WHAT YOU WILL DO:
Locate each line with the string "There" in the listing below and copy it.

(Saved entries)
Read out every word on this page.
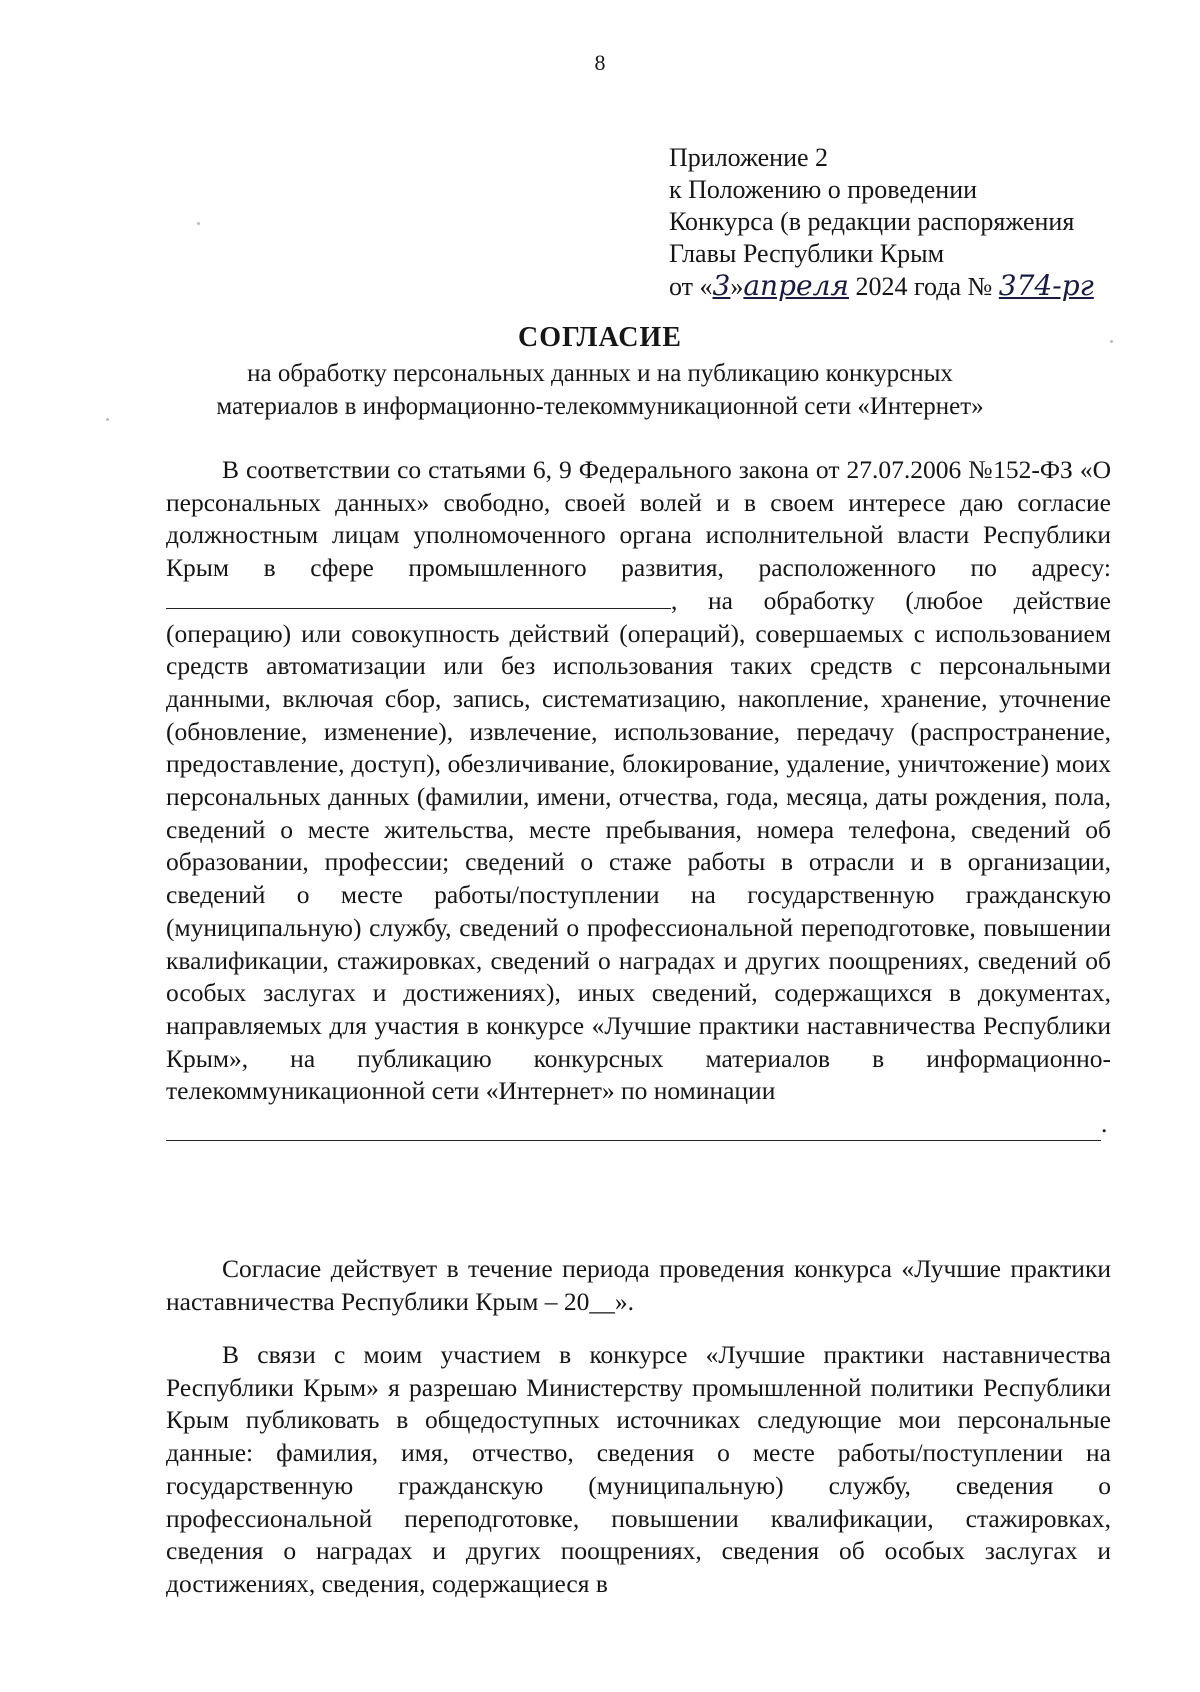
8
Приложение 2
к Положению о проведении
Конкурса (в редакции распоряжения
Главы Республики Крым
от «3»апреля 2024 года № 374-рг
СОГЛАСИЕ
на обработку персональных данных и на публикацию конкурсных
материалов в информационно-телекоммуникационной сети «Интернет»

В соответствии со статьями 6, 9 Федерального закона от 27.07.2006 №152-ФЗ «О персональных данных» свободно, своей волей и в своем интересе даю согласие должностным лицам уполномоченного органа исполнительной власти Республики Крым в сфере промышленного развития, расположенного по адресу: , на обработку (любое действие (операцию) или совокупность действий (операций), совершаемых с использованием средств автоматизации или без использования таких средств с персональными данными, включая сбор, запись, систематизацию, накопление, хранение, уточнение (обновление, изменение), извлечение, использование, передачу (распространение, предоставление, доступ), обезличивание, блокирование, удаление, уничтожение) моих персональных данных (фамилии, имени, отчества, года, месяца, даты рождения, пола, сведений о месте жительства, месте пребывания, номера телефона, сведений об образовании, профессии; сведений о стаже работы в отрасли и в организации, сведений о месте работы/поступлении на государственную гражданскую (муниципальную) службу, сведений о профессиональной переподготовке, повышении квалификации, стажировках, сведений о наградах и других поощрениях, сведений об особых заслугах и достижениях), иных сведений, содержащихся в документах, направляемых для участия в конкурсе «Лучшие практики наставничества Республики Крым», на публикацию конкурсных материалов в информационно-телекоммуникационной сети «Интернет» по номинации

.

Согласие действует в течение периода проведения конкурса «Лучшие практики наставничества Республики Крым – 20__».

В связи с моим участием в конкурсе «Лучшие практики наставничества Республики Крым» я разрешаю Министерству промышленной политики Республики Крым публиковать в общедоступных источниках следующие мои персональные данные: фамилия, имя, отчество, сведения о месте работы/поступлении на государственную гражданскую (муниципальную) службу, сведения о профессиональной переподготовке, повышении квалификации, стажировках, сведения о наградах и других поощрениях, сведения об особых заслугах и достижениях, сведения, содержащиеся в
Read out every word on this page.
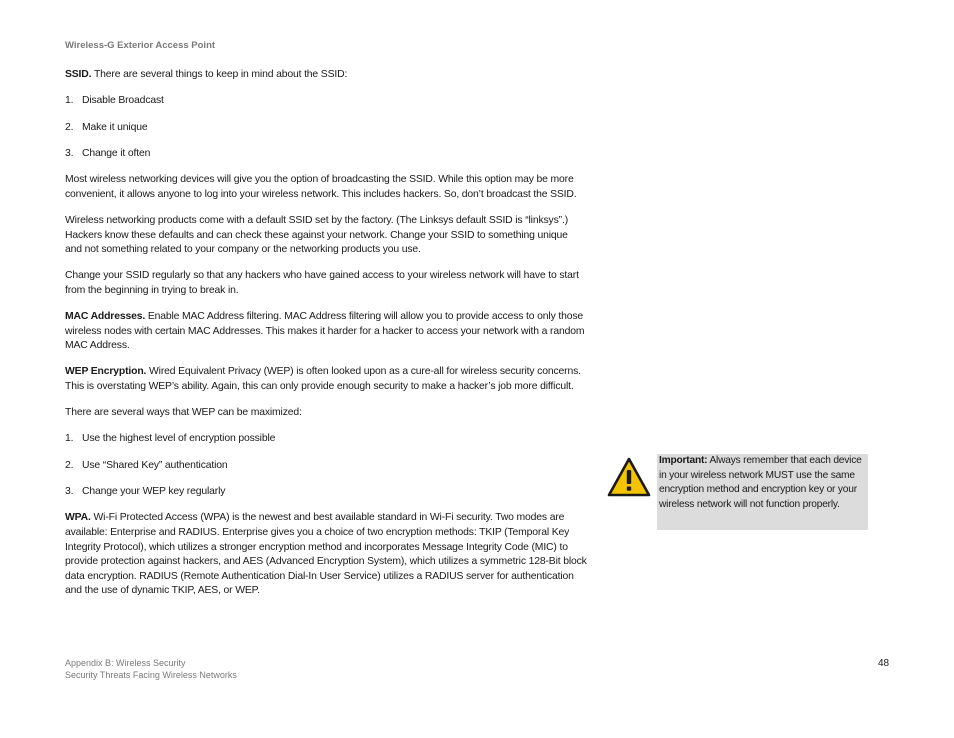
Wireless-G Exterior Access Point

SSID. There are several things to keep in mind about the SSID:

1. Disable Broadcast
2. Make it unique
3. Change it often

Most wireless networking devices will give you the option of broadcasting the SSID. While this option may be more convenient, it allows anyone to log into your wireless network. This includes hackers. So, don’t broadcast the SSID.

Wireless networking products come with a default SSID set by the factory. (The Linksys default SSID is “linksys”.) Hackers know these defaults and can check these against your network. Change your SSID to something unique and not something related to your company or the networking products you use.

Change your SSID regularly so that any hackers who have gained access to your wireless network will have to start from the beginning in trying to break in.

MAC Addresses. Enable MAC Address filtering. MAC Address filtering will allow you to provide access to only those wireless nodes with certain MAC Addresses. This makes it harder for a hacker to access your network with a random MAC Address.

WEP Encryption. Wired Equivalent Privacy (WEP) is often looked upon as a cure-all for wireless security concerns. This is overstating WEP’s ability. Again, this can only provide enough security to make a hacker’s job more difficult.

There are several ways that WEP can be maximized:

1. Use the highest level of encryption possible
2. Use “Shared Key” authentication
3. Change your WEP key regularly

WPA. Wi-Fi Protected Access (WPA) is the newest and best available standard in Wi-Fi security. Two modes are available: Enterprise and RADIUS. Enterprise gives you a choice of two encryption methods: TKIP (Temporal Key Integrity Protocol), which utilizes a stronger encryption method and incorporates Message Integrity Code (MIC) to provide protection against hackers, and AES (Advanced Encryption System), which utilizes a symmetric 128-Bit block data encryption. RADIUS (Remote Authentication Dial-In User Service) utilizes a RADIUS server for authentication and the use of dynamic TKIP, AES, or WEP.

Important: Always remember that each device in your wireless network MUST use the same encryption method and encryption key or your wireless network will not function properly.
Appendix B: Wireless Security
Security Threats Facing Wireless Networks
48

RESULT BELOW:
SSID. There are several things to keep in mind about the SSID:
There are several ways that WEP can be maximized:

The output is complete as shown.